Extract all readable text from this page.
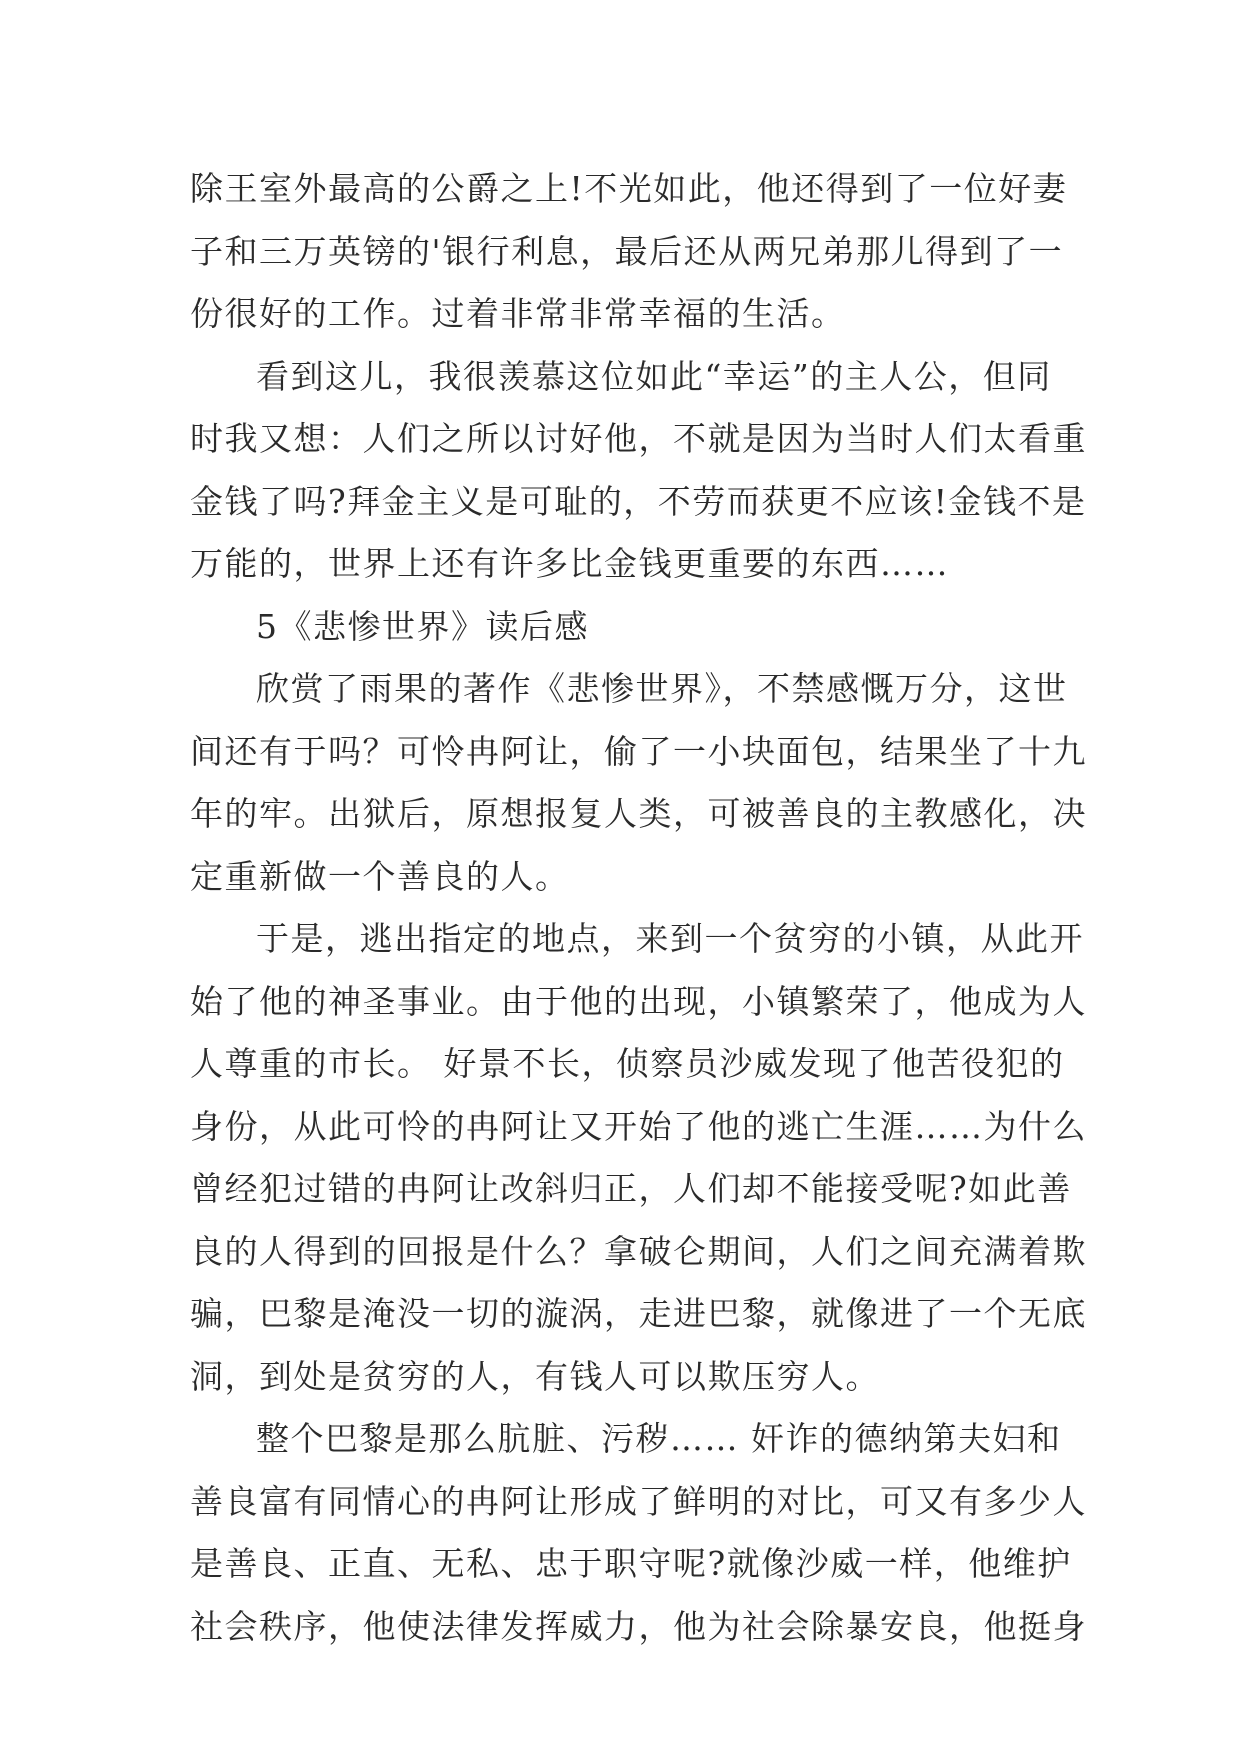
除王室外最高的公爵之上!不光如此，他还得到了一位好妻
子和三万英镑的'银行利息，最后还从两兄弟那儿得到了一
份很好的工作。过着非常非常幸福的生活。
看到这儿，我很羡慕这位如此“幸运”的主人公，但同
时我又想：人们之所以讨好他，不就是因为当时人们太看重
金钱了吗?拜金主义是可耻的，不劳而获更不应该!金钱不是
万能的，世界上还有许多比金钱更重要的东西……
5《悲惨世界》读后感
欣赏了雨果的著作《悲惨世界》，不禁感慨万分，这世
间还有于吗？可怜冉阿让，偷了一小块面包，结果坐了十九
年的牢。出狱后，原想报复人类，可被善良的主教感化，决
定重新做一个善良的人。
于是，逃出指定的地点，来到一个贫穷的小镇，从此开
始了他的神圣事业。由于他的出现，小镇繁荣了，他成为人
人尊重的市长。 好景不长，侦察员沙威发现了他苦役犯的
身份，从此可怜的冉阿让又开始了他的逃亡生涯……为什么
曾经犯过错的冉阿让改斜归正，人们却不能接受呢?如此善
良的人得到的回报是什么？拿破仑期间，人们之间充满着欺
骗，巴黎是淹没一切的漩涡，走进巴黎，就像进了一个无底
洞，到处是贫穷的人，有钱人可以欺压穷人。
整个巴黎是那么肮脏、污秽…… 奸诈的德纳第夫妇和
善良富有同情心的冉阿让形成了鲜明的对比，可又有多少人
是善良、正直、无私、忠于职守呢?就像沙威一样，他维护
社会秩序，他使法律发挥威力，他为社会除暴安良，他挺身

+++

• [TASK REQUIREMENTS]:
Transcribe all entries above exactly. Drop the pictures.

• [ANSWER]:
Extract all readable text from this page.
除王室外最高的公爵之上!不光如此，他还得到了一位好妻
子和三万英镑的'银行利息，最后还从两兄弟那儿得到了一
份很好的工作。过着非常非常幸福的生活。
看到这儿，我很羡慕这位如此“幸运”的主人公，但同
时我又想：人们之所以讨好他，不就是因为当时人们太看重
金钱了吗?拜金主义是可耻的，不劳而获更不应该!金钱不是
万能的，世界上还有许多比金钱更重要的东西……
5《悲惨世界》读后感
欣赏了雨果的著作《悲惨世界》，不禁感慨万分，这世
间还有于吗？可怜冉阿让，偷了一小块面包，结果坐了十九
年的牢。出狱后，原想报复人类，可被善良的主教感化，决
定重新做一个善良的人。
于是，逃出指定的地点，来到一个贫穷的小镇，从此开
始了他的神圣事业。由于他的出现，小镇繁荣了，他成为人
人尊重的市长。 好景不长，侦察员沙威发现了他苦役犯的
身份，从此可怜的冉阿让又开始了他的逃亡生涯……为什么
曾经犯过错的冉阿让改斜归正，人们却不能接受呢?如此善
良的人得到的回报是什么？拿破仑期间，人们之间充满着欺
骗，巴黎是淹没一切的漩涡，走进巴黎，就像进了一个无底
洞，到处是贫穷的人，有钱人可以欺压穷人。
整个巴黎是那么肮脏、污秽…… 奸诈的德纳第夫妇和
善良富有同情心的冉阿让形成了鲜明的对比，可又有多少人
是善良、正直、无私、忠于职守呢?就像沙威一样，他维护
社会秩序，他使法律发挥威力，他为社会除暴安良，他挺身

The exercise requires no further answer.